_Requirements:_
Copy out each line of the material below with no changes.

_Excerpted records:_

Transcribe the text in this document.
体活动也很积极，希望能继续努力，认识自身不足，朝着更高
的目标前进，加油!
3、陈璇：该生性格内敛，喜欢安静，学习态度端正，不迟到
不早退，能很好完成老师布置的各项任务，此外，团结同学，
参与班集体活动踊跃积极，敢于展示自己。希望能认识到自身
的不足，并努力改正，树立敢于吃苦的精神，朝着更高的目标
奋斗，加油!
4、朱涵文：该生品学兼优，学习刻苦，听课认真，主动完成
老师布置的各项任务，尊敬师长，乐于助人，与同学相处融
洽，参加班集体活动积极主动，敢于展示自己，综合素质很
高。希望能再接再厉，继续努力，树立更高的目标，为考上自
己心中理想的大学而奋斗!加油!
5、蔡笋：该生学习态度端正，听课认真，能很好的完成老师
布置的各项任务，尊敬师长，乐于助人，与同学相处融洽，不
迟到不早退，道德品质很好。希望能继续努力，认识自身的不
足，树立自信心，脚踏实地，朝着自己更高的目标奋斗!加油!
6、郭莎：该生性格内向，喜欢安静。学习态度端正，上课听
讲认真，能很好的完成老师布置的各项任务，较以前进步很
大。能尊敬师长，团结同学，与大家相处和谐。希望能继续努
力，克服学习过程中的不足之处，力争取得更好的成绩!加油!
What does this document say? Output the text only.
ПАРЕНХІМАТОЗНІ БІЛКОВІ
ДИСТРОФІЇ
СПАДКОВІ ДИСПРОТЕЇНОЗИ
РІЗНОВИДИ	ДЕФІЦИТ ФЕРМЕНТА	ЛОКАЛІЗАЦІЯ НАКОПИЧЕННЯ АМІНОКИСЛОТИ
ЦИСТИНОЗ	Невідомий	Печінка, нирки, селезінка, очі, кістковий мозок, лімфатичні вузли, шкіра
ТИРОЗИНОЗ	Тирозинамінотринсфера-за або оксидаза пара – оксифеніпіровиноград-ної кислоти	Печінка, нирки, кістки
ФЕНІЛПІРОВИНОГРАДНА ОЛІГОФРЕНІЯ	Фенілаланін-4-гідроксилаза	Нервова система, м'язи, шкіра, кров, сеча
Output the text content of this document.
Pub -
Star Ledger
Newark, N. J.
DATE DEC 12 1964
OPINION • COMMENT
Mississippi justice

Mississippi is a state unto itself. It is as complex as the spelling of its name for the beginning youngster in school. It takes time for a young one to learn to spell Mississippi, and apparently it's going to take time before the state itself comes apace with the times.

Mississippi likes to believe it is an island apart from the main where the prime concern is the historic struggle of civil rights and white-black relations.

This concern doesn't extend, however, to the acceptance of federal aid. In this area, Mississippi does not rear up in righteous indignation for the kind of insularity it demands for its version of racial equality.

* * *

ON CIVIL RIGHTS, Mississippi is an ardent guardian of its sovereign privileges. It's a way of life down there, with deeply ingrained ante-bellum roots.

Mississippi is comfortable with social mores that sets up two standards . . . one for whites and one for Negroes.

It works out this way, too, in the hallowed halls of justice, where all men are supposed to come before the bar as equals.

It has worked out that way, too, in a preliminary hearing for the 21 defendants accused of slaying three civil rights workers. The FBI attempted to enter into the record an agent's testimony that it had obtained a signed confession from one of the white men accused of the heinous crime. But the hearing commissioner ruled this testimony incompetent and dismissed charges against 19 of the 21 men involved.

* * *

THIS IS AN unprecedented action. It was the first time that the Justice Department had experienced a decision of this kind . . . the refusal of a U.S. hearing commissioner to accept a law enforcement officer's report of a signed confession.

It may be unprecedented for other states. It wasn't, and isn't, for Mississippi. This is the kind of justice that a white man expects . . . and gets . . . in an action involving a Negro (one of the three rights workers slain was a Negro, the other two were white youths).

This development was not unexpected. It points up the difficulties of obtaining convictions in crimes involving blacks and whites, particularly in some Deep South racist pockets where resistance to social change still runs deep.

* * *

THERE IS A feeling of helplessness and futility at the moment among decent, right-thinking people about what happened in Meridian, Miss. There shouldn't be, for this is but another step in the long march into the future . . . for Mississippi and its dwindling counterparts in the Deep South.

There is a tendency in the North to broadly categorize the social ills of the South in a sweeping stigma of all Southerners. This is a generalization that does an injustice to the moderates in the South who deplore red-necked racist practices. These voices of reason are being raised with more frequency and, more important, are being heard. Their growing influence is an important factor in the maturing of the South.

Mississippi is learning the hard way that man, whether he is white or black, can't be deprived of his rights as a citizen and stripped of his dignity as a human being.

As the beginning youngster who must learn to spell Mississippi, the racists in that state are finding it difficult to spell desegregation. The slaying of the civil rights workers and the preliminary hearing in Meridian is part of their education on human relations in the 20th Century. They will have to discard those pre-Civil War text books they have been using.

_Solution to the problem:_
Transcribe the text in this document.
体活动也很积极，希望能继续努力，认识自身不足，朝着更高
的目标前进，加油!
3、陈璇：该生性格内敛，喜欢安静，学习态度端正，不迟到
不早退，能很好完成老师布置的各项任务，此外，团结同学，
参与班集体活动踊跃积极，敢于展示自己。希望能认识到自身
的不足，并努力改正，树立敢于吃苦的精神，朝着更高的目标
奋斗，加油!
4、朱涵文：该生品学兼优，学习刻苦，听课认真，主动完成
老师布置的各项任务，尊敬师长，乐于助人，与同学相处融
洽，参加班集体活动积极主动，敢于展示自己，综合素质很
高。希望能再接再厉，继续努力，树立更高的目标，为考上自
己心中理想的大学而奋斗!加油!
5、蔡笋：该生学习态度端正，听课认真，能很好的完成老师
布置的各项任务，尊敬师长，乐于助人，与同学相处融洽，不
迟到不早退，道德品质很好。希望能继续努力，认识自身的不
足，树立自信心，脚踏实地，朝着自己更高的目标奋斗!加油!
6、郭莎：该生性格内向，喜欢安静。学习态度端正，上课听
讲认真，能很好的完成老师布置的各项任务，较以前进步很
大。能尊敬师长，团结同学，与大家相处和谐。希望能继续努
力，克服学习过程中的不足之处，力争取得更好的成绩!加油!
What does this document say? Output the text only.
ПАРЕНХІМАТОЗНІ БІЛКОВІ
ДИСТРОФІЇ
СПАДКОВІ ДИСПРОТЕЇНОЗИ
РІЗНОВИДИ	ДЕФІЦИТ ФЕРМЕНТА	ЛОКАЛІЗАЦІЯ НАКОПИЧЕННЯ АМІНОКИСЛОТИ
ЦИСТИНОЗ	Невідомий	Печінка, нирки, селезінка, очі, кістковий мозок, лімфатичні вузли, шкіра
ТИРОЗИНОЗ	Тирозинамінотринсфера-за або оксидаза пара – оксифеніпіровиноград-ної кислоти	Печінка, нирки, кістки
ФЕНІЛПІРОВИНОГРАДНА ОЛІГОФРЕНІЯ	Фенілаланін-4-гідроксилаза	Нервова система, м'язи, шкіра, кров, сеча
Output the text content of this document.
Pub -
Star Ledger
Newark, N. J.
DATE DEC 12 1964
OPINION • COMMENT
Mississippi justice

Mississippi is a state unto itself. It is as complex as the spelling of its name for the beginning youngster in school. It takes time for a young one to learn to spell Mississippi, and apparently it's going to take time before the state itself comes apace with the times.

Mississippi likes to believe it is an island apart from the main where the prime concern is the historic struggle of civil rights and white-black relations.

This concern doesn't extend, however, to the acceptance of federal aid. In this area, Mississippi does not rear up in righteous indignation for the kind of insularity it demands for its version of racial equality.

* * *

ON CIVIL RIGHTS, Mississippi is an ardent guardian of its sovereign privileges. It's a way of life down there, with deeply ingrained ante-bellum roots.

Mississippi is comfortable with social mores that sets up two standards . . . one for whites and one for Negroes.

It works out this way, too, in the hallowed halls of justice, where all men are supposed to come before the bar as equals.

It has worked out that way, too, in a preliminary hearing for the 21 defendants accused of slaying three civil rights workers. The FBI attempted to enter into the record an agent's testimony that it had obtained a signed confession from one of the white men accused of the heinous crime. But the hearing commissioner ruled this testimony incompetent and dismissed charges against 19 of the 21 men involved.

* * *

THIS IS AN unprecedented action. It was the first time that the Justice Department had experienced a decision of this kind . . . the refusal of a U.S. hearing commissioner to accept a law enforcement officer's report of a signed confession.

It may be unprecedented for other states. It wasn't, and isn't, for Mississippi. This is the kind of justice that a white man expects . . . and gets . . . in an action involving a Negro (one of the three rights workers slain was a Negro, the other two were white youths).

This development was not unexpected. It points up the difficulties of obtaining convictions in crimes involving blacks and whites, particularly in some Deep South racist pockets where resistance to social change still runs deep.

* * *

THERE IS A feeling of helplessness and futility at the moment among decent, right-thinking people about what happened in Meridian, Miss. There shouldn't be, for this is but another step in the long march into the future . . . for Mississippi and its dwindling counterparts in the Deep South.

There is a tendency in the North to broadly categorize the social ills of the South in a sweeping stigma of all Southerners. This is a generalization that does an injustice to the moderates in the South who deplore red-necked racist practices. These voices of reason are being raised with more frequency and, more important, are being heard. Their growing influence is an important factor in the maturing of the South.

Mississippi is learning the hard way that man, whether he is white or black, can't be deprived of his rights as a citizen and stripped of his dignity as a human being.

As the beginning youngster who must learn to spell Mississippi, the racists in that state are finding it difficult to spell desegregation. The slaying of the civil rights workers and the preliminary hearing in Meridian is part of their education on human relations in the 20th Century. They will have to discard those pre-Civil War text books they have been using.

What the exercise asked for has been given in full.